DIRECTIVE
Transcribe the entries that follow, word for word.

[A block of data]
-- start --

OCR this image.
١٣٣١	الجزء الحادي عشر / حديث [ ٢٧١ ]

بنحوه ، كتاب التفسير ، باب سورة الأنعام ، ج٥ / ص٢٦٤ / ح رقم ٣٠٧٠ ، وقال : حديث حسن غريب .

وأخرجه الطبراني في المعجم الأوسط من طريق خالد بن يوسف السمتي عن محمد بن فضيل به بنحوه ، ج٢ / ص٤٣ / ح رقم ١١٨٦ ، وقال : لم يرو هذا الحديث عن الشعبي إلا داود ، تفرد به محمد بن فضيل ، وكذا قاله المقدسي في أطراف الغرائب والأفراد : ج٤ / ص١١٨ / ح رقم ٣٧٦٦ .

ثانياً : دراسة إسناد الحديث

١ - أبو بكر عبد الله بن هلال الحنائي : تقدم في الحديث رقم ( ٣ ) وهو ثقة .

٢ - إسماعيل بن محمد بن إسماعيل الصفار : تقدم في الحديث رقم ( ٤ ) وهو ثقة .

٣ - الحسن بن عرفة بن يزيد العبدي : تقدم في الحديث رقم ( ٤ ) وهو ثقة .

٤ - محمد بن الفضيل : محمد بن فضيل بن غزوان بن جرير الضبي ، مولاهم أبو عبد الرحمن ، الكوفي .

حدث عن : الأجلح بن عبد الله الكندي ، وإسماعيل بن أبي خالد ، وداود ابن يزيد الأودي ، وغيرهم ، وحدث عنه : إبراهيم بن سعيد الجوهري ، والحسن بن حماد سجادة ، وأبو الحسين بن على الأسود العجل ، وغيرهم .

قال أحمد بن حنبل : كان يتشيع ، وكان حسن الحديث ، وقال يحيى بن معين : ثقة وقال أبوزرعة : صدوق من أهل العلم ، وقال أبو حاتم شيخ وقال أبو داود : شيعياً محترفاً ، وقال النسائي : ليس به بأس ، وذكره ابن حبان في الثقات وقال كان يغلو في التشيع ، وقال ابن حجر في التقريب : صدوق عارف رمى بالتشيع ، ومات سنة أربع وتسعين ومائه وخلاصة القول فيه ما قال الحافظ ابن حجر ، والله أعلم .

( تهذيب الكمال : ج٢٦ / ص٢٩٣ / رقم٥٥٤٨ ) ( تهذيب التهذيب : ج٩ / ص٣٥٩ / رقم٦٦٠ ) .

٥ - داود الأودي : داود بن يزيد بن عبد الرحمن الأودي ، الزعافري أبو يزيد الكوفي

-- end --

PROBLEM SOLUTION
OCR this image.
١٣٣١	الجزء الحادي عشر / حديث [ ٢٧١ ]

بنحوه ، كتاب التفسير ، باب سورة الأنعام ، ج٥ / ص٢٦٤ / ح رقم ٣٠٧٠ ، وقال : حديث حسن غريب .

وأخرجه الطبراني في المعجم الأوسط من طريق خالد بن يوسف السمتي عن محمد بن فضيل به بنحوه ، ج٢ / ص٤٣ / ح رقم ١١٨٦ ، وقال : لم يرو هذا الحديث عن الشعبي إلا داود ، تفرد به محمد بن فضيل ، وكذا قاله المقدسي في أطراف الغرائب والأفراد : ج٤ / ص١١٨ / ح رقم ٣٧٦٦ .

ثانياً : دراسة إسناد الحديث

١ - أبو بكر عبد الله بن هلال الحنائي : تقدم في الحديث رقم ( ٣ ) وهو ثقة .

٢ - إسماعيل بن محمد بن إسماعيل الصفار : تقدم في الحديث رقم ( ٤ ) وهو ثقة .

٣ - الحسن بن عرفة بن يزيد العبدي : تقدم في الحديث رقم ( ٤ ) وهو ثقة .

٤ - محمد بن الفضيل : محمد بن فضيل بن غزوان بن جرير الضبي ، مولاهم أبو عبد الرحمن ، الكوفي .

حدث عن : الأجلح بن عبد الله الكندي ، وإسماعيل بن أبي خالد ، وداود ابن يزيد الأودي ، وغيرهم ، وحدث عنه : إبراهيم بن سعيد الجوهري ، والحسن بن حماد سجادة ، وأبو الحسين بن على الأسود العجل ، وغيرهم .

قال أحمد بن حنبل : كان يتشيع ، وكان حسن الحديث ، وقال يحيى بن معين : ثقة وقال أبوزرعة : صدوق من أهل العلم ، وقال أبو حاتم شيخ وقال أبو داود : شيعياً محترفاً ، وقال النسائي : ليس به بأس ، وذكره ابن حبان في الثقات وقال كان يغلو في التشيع ، وقال ابن حجر في التقريب : صدوق عارف رمى بالتشيع ، ومات سنة أربع وتسعين ومائه وخلاصة القول فيه ما قال الحافظ ابن حجر ، والله أعلم .

( تهذيب الكمال : ج٢٦ / ص٢٩٣ / رقم٥٥٤٨ ) ( تهذيب التهذيب : ج٩ / ص٣٥٩ / رقم٦٦٠ ) .

٥ - داود الأودي : داود بن يزيد بن عبد الرحمن الأودي ، الزعافري أبو يزيد الكوفي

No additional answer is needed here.